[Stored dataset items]
■ ■ ■ ■
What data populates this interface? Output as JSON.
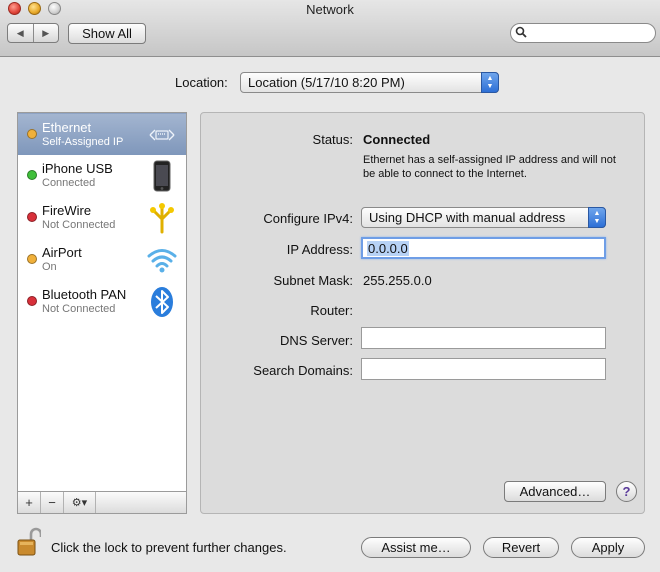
{
  "window": {
    "title": "Network"
  },
  "toolbar": {
    "back_glyph": "◀",
    "forward_glyph": "▶",
    "show_all_label": "Show All",
    "search_placeholder": "",
    "search_icon": "magnifier-icon"
  },
  "location": {
    "label": "Location:",
    "value": "Location (5/17/10 8:20 PM)"
  },
  "sidebar": {
    "services": [
      {
        "name": "Ethernet",
        "status": "Self-Assigned IP",
        "dot_color": "#f0b03a",
        "icon": "ethernet-icon",
        "selected": true
      },
      {
        "name": "iPhone USB",
        "status": "Connected",
        "dot_color": "#3fbf3a",
        "icon": "iphone-icon",
        "selected": false
      },
      {
        "name": "FireWire",
        "status": "Not Connected",
        "dot_color": "#d8303a",
        "icon": "firewire-icon",
        "selected": false
      },
      {
        "name": "AirPort",
        "status": "On",
        "dot_color": "#f0b03a",
        "icon": "wifi-icon",
        "selected": false
      },
      {
        "name": "Bluetooth PAN",
        "status": "Not Connected",
        "dot_color": "#d8303a",
        "icon": "bluetooth-icon",
        "selected": false
      }
    ],
    "add_label": "+",
    "remove_label": "−",
    "gear_label": "⚙▾"
  },
  "detail": {
    "status_label": "Status:",
    "status_value": "Connected",
    "status_description": "Ethernet has a self-assigned IP address and will not be able to connect to the Internet.",
    "configure_label": "Configure IPv4:",
    "configure_value": "Using DHCP with manual address",
    "ip_label": "IP Address:",
    "ip_value": "0.0.0.0",
    "subnet_label": "Subnet Mask:",
    "subnet_value": "255.255.0.0",
    "router_label": "Router:",
    "router_value": "",
    "dns_label": "DNS Server:",
    "dns_value": "",
    "search_domains_label": "Search Domains:",
    "search_domains_value": "",
    "advanced_label": "Advanced…",
    "help_label": "?"
  },
  "footer": {
    "lock_text": "Click the lock to prevent further changes.",
    "assist_label": "Assist me…",
    "revert_label": "Revert",
    "apply_label": "Apply"
  },
  "colors": {
    "selection": "#8ea3c4",
    "popup_accent": "#2d6fd6",
    "status_amber": "#f0b03a",
    "status_green": "#3fbf3a",
    "status_red": "#d8303a"
  }
}
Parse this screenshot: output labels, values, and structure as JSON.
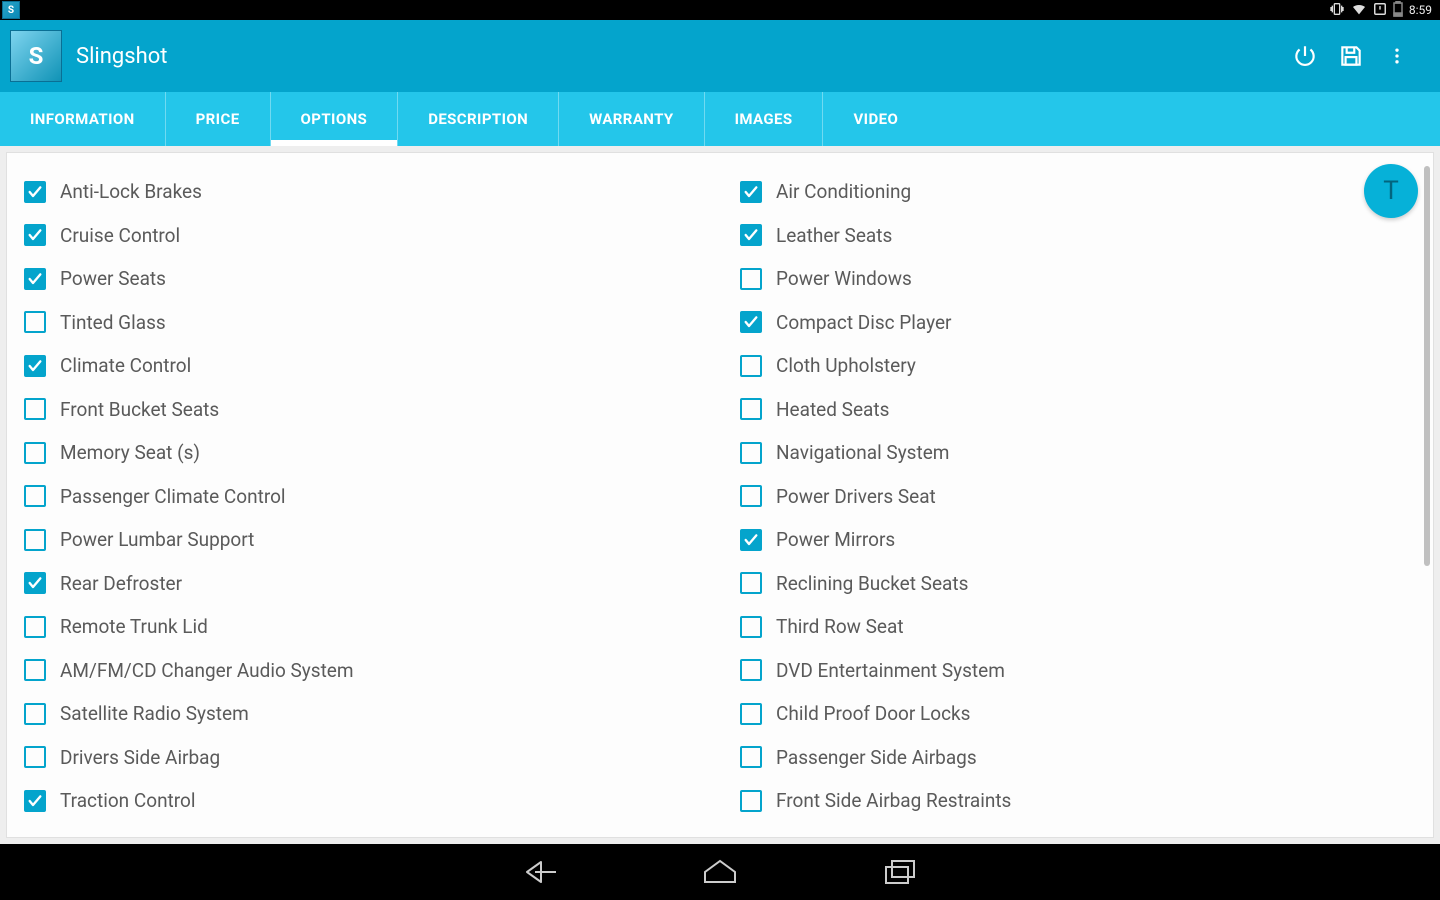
{
  "statusbar": {
    "time": "8:59"
  },
  "actionbar": {
    "title": "Slingshot",
    "app_icon_glyph": "S"
  },
  "tabs": [
    {
      "label": "INFORMATION",
      "active": false
    },
    {
      "label": "PRICE",
      "active": false
    },
    {
      "label": "OPTIONS",
      "active": true
    },
    {
      "label": "DESCRIPTION",
      "active": false
    },
    {
      "label": "WARRANTY",
      "active": false
    },
    {
      "label": "IMAGES",
      "active": false
    },
    {
      "label": "VIDEO",
      "active": false
    }
  ],
  "float_badge": {
    "text": "T"
  },
  "options_left": [
    {
      "label": "Anti-Lock Brakes",
      "checked": true
    },
    {
      "label": "Cruise Control",
      "checked": true
    },
    {
      "label": "Power Seats",
      "checked": true
    },
    {
      "label": "Tinted Glass",
      "checked": false
    },
    {
      "label": "Climate Control",
      "checked": true
    },
    {
      "label": "Front Bucket Seats",
      "checked": false
    },
    {
      "label": "Memory Seat (s)",
      "checked": false
    },
    {
      "label": "Passenger Climate Control",
      "checked": false
    },
    {
      "label": "Power Lumbar Support",
      "checked": false
    },
    {
      "label": "Rear Defroster",
      "checked": true
    },
    {
      "label": "Remote Trunk Lid",
      "checked": false
    },
    {
      "label": "AM/FM/CD Changer Audio System",
      "checked": false
    },
    {
      "label": "Satellite Radio System",
      "checked": false
    },
    {
      "label": "Drivers Side Airbag",
      "checked": false
    },
    {
      "label": "Traction Control",
      "checked": true
    }
  ],
  "options_right": [
    {
      "label": "Air Conditioning",
      "checked": true
    },
    {
      "label": "Leather Seats",
      "checked": true
    },
    {
      "label": "Power Windows",
      "checked": false
    },
    {
      "label": "Compact Disc Player",
      "checked": true
    },
    {
      "label": "Cloth Upholstery",
      "checked": false
    },
    {
      "label": "Heated Seats",
      "checked": false
    },
    {
      "label": "Navigational System",
      "checked": false
    },
    {
      "label": "Power Drivers Seat",
      "checked": false
    },
    {
      "label": "Power Mirrors",
      "checked": true
    },
    {
      "label": "Reclining Bucket Seats",
      "checked": false
    },
    {
      "label": "Third Row Seat",
      "checked": false
    },
    {
      "label": "DVD Entertainment System",
      "checked": false
    },
    {
      "label": "Child Proof Door Locks",
      "checked": false
    },
    {
      "label": "Passenger Side Airbags",
      "checked": false
    },
    {
      "label": "Front Side Airbag Restraints",
      "checked": false
    }
  ]
}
■ ■ ■ ■
■ PROBLEM REQUIREMENTS ■
Gather each line from the entries above that includes the word "name".

■ FINISHED ANSWER ■
        "name": "Ethernet",
        "name": "iPhone USB",
        "name": "FireWire",
        "name": "AirPort",
        "name": "Bluetooth PAN",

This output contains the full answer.